#### [GIVEN INSTRUCTION]
Only the lines holding the string "name" are needed. Copy each one.

* Begin SOURCE DATA *

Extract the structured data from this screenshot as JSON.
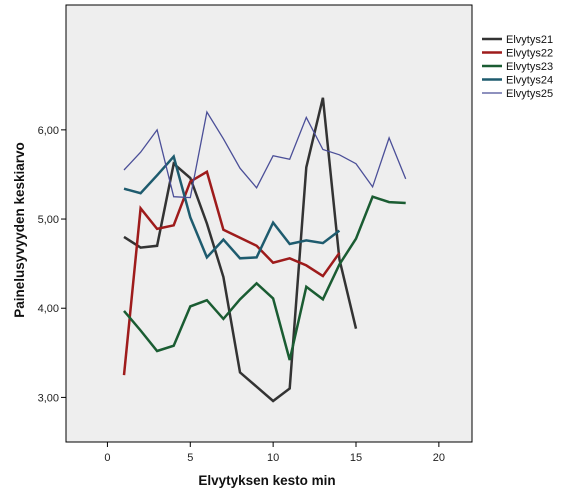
{
  "chart_data": {
    "type": "line",
    "xlabel": "Elvytyksen kesto min",
    "ylabel": "Painelusyvyyden keskiarvo",
    "xlim": [
      -2.5,
      22
    ],
    "ylim": [
      2.5,
      7.4
    ],
    "xticks": [
      0,
      5,
      10,
      15,
      20
    ],
    "yticks": [
      3,
      4,
      5,
      6
    ],
    "xtick_labels": [
      "0",
      "5",
      "10",
      "15",
      "20"
    ],
    "ytick_labels": [
      "3,00",
      "4,00",
      "5,00",
      "6,00"
    ],
    "grid": false,
    "background": "#eeeeee",
    "legend_position": "right",
    "series": [
      {
        "name": "Elvytys21",
        "color": "#333333",
        "width": 2.5,
        "x": [
          1,
          2,
          3,
          4,
          5,
          6,
          7,
          8,
          9,
          10,
          11,
          12,
          13,
          14,
          15
        ],
        "y": [
          4.8,
          4.68,
          4.7,
          5.62,
          5.46,
          4.95,
          4.35,
          3.28,
          3.12,
          2.96,
          3.1,
          5.58,
          6.36,
          4.55,
          3.77
        ]
      },
      {
        "name": "Elvytys22",
        "color": "#9e1b1b",
        "width": 2.5,
        "x": [
          1,
          2,
          3,
          4,
          5,
          6,
          7,
          8,
          9,
          10,
          11,
          12,
          13,
          14
        ],
        "y": [
          3.25,
          5.12,
          4.89,
          4.93,
          5.42,
          5.53,
          4.88,
          4.79,
          4.7,
          4.51,
          4.56,
          4.48,
          4.36,
          4.62
        ]
      },
      {
        "name": "Elvytys23",
        "color": "#1a5c32",
        "width": 2.5,
        "x": [
          1,
          2,
          3,
          4,
          5,
          6,
          7,
          8,
          9,
          10,
          11,
          12,
          13,
          14,
          15,
          16,
          17,
          18
        ],
        "y": [
          3.97,
          3.75,
          3.52,
          3.58,
          4.02,
          4.09,
          3.88,
          4.1,
          4.28,
          4.11,
          3.42,
          4.24,
          4.1,
          4.49,
          4.78,
          5.25,
          5.19,
          5.18
        ]
      },
      {
        "name": "Elvytys24",
        "color": "#1e5b6e",
        "width": 2.5,
        "x": [
          1,
          2,
          3,
          4,
          5,
          6,
          7,
          8,
          9,
          10,
          11,
          12,
          13,
          14
        ],
        "y": [
          5.34,
          5.29,
          5.49,
          5.7,
          5.02,
          4.57,
          4.77,
          4.56,
          4.57,
          4.96,
          4.72,
          4.76,
          4.73,
          4.87
        ]
      },
      {
        "name": "Elvytys25",
        "color": "#4b4f98",
        "width": 1.3,
        "x": [
          1,
          2,
          3,
          4,
          5,
          6,
          7,
          8,
          9,
          10,
          11,
          12,
          13,
          14,
          15,
          16,
          17,
          18
        ],
        "y": [
          5.55,
          5.75,
          6.0,
          5.25,
          5.24,
          6.2,
          5.9,
          5.57,
          5.35,
          5.71,
          5.67,
          6.14,
          5.78,
          5.72,
          5.62,
          5.36,
          5.91,
          5.45
        ]
      }
    ]
  }
}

* End SOURCE DATA *

#### [FINISHED TASK]
        "name": "Elvytys21",
        "name": "Elvytys22",
        "name": "Elvytys23",
        "name": "Elvytys24",
        "name": "Elvytys25",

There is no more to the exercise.